EXERCISES TO COMPLETE:
**A.** In the passage on North African football supporters, which named individuals appear on the Espérance de Tunis fans' banner at the 2024 African Champions League final?
**B.** Could you turn the paragraph beginning "Yet, political messages are not solely restricted to Palestine" in the passage on North African football supporters into a short bulleted list that keeps its main facts?
**C.** Carry on the passage about North African football supporters from the point where it stops.

PASSAGE PROVIDED:
..............................

Raja Casablanca’s ultra group, Ultras Eagles, along with their affiliated musical group, Gruppo Aquile, released the song ‘Fi Bladi Dalmouni’ (In my country they have oppressed me). The song highlights issues like limited opportunities, economic stagnation, government corruption, and the spread of drugs in Morocco. Its powerful themes struck a chord beyond Morocco, gaining significant popularity in Algeria, especially in the lead-up to the 2019 Hirak anti-government protests.

     “Oh, in my country they have oppressed me,

     Oh, who can I complain to?

     To the lord the Most High,

     Only he knows (my situation)”


     “They’ve spent on Hasheesh,

     And abandoned us like orphans,

     We’ll get our due in the afterlife,

     You’ve wasted talents,

     With drugs, you’ve crushed them,

     Is that not the truth?”


     “You’ve eaten the state’s money,

     Given it to foreigners,

     An entire generation’s been suppressed”

 

Choreography as a Means of Communicating a Global Message

While musical lyrics in North Africa are important for getting a glimpse into the everyday life of a young man, choreographies displayed by fans before and during matches often have messages meant for the outside world. Since October 7, 2023 and the subsequent Israel-Hamas war, many North African supporter groups have used match days to organize choreography in support of the Palestinian cause, which remains an extremely popular and important issue amongst young people in the Maghreb. The foremost example of this solidarity came during the 2024 African Champions League final between Tunisian club Espérance de Tunis and Egyptian club Al Ahly SC. Prior to the kickoff, the Tunisian fans unfurled a massive display that stretched around two stands in Stade Radès outside of Tunis. The banner featured personalities considered to have been at the forefront of fighting for the Palestinian cause over the last several months. Among those depicted were International Court of Justice lawyer from South Africa Adila Hassim, Colombia president Gustavo Petro, Palestinian doctor Ghassan Abu Sittah, Palestinian journalist Saleh Al-Jafrawi, and United Nations Secretary-General António Guterres. The banner also included images of American university students, Glasgow Celtic ultras, and Houthi fighters. Broadcast coverage of the match reached television sets in over sixty countries, including in Israel, and highlighted the impressive displays from supporters, ensuring their message was far-reaching on social media. But it wasn’t just the captivating artwork or the timeliness of the message that impressed; it was also the nuanced understanding of world events that dispelled the notion that North African football supporters are apolitical.

Yet, political messages are not solely restricted to Palestine. In 2017, AS Ain Mlila supporters organized choreography that displayed the faces of Donald Trump, the President of the United States of America, and King Salman, the King of Saudi Arabia. The accompanying text for the choreography was: ‘Two sides of the same coin’. This was perceived as a criticism of Saudi foreign policy, which at the time was especially aggressive during Saudi-led intervention in the Yemeni civil war. And during the semifinals of the 2024 African Confederation Cup between the Algerian club USM of Algiers and Moroccan club RS Berkane, political bad blood between the two neighbours boiled to the fore. Diplomatic relations between the two countries had been severed since August 2021, in part due to scandals related to the Western Sahara—a territory seen as part of Morocco by the Moroccan government, but seen as under occupation by the Algerian government. Prior to the match, Berkane fans (whose club was formerly run and currently influenced by Fouzi Lekjaa, the president of the Moroccan federation and a government official) unfurled a large tarp with a painting of a map of Morocco that stretched into the Western Sahara. The image was supported by the official Moroccan motto, which punctuates the national anthem, ‘Allah (God), the Homeland, the King’.

..............................

STORED DATA:

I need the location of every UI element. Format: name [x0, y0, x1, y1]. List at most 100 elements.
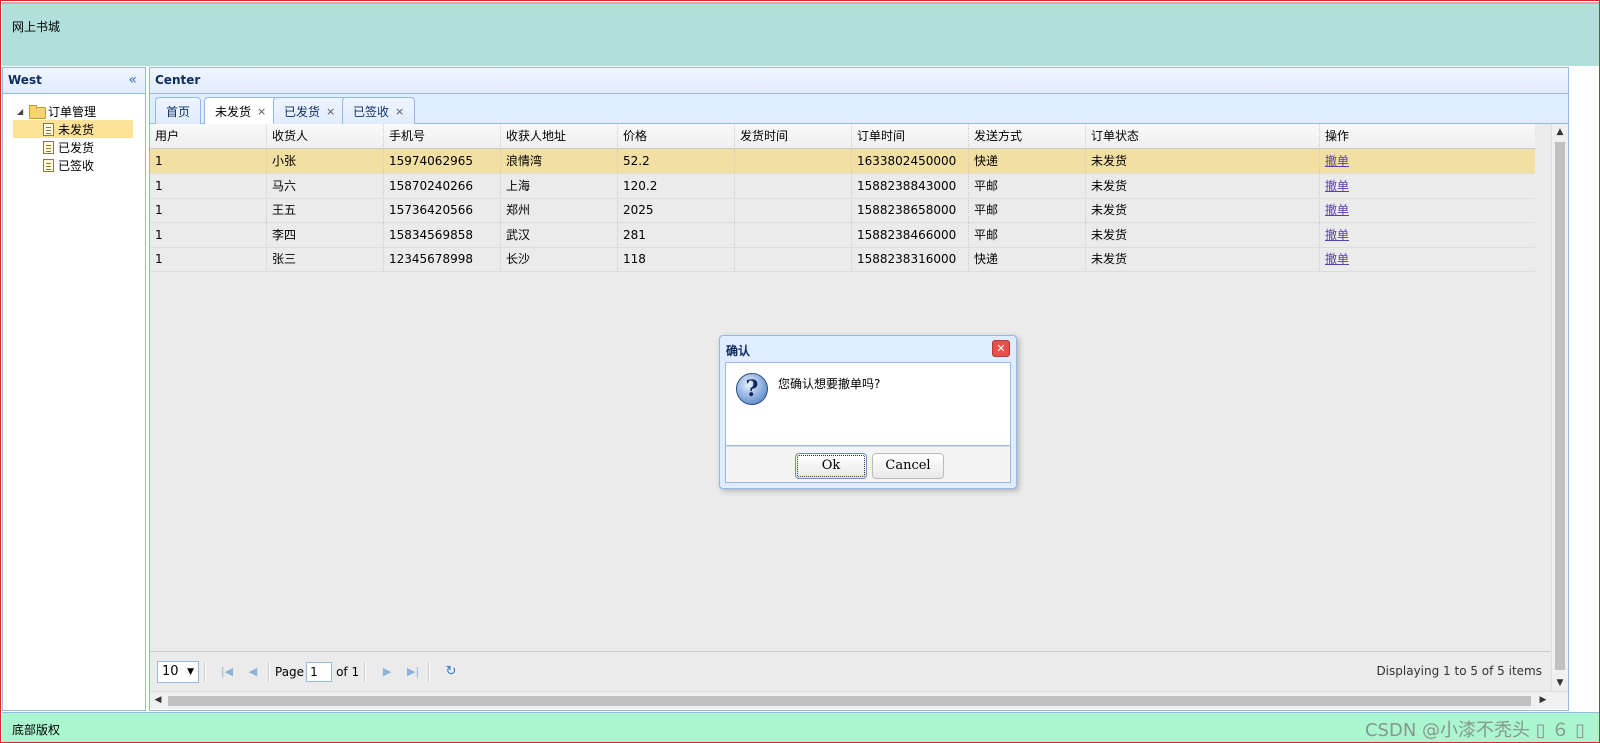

..............................

ANSWERS TO EACH TASK:
**A.**
- Adila Hassim, International Court of Justice lawyer from South Africa
- Gustavo Petro, president of Colombia
- Ghassan Abu Sittah, Palestinian doctor
- Saleh Al-Jafrawi, Palestinian journalist
- António Guterres, United Nations Secretary-General

**B.**
- In 2017, AS Ain Mlila supporters displayed the faces of U.S. President Donald Trump and Saudi King Salman with the text "Two sides of the same coin." This was seen as criticism of Saudi foreign policy during the Saudi-led intervention in Yemen's civil war.
- At the 2024 African Confederation Cup semifinal between USM of Algiers and RS Berkane, political tension between Algeria and Morocco came to the surface.
- The two countries had cut diplomatic relations in August 2021, partly over scandals related to the Western Sahara. Morocco's government sees the territory as part of Morocco, while Algeria's sees it as occupied.
- Before the match, Berkane fans unfurled a large tarp painted with a map of Morocco extending into the Western Sahara. Their club was formerly run and is still influenced by Fouzi Lekjaa, Moroccan federation president and a government official.
- The tarp bore the official Moroccan motto "Allah (God), the Homeland, the King."

**C.**
West African Supporter Groups Mix Football, Politics, and Religion

In the western world it is usually said that you can talk to a colleague about any personal issues or beliefs except politics and religion. In African stadiums, the reverse is often true. The terraces are chock full of brazen and overt religious and political allegiances for all to see. The vast majority of West African national teams have official supporters groups that travel with the team and lead the song and dance. As the supporters groups rely on public funding; it is not uncommon to see them endorse a political personality that they believe will help them secure funds for upcoming trips. A prominent example is in Cote d’Ivoire as the official Ivorian supporters group, CNSE (Comité National de Soutien aux Elephants) can sometimes be seen endorsing certain politicians. In 2017, the group’s leader, Petit Bamba, a tall, languid young man that is known for fully painting his body and striking funny faces when the camera pans on him, held signs endorsing Parfait Kouassi, a businessman that also sits as the vice president of the country’s chamber of commerce. In an interview with French media outlet Le Point, Kouassi explained that, ‘The CNSE was created by the state… It is under the Ministry of Sport, who names its president. Its activities are in part financed by sponsorship contracts and completed with a contribution from the state or the president of the republic.’ When Côte d'Ivoire hosted the 2023 Africa Cup of Nations, the CNSE often led chants of the initials of the incumbent president of the country, Alassane Dramane Ouattara: ‘ADO, ADO, ADO’, clearly endorsing a political personality.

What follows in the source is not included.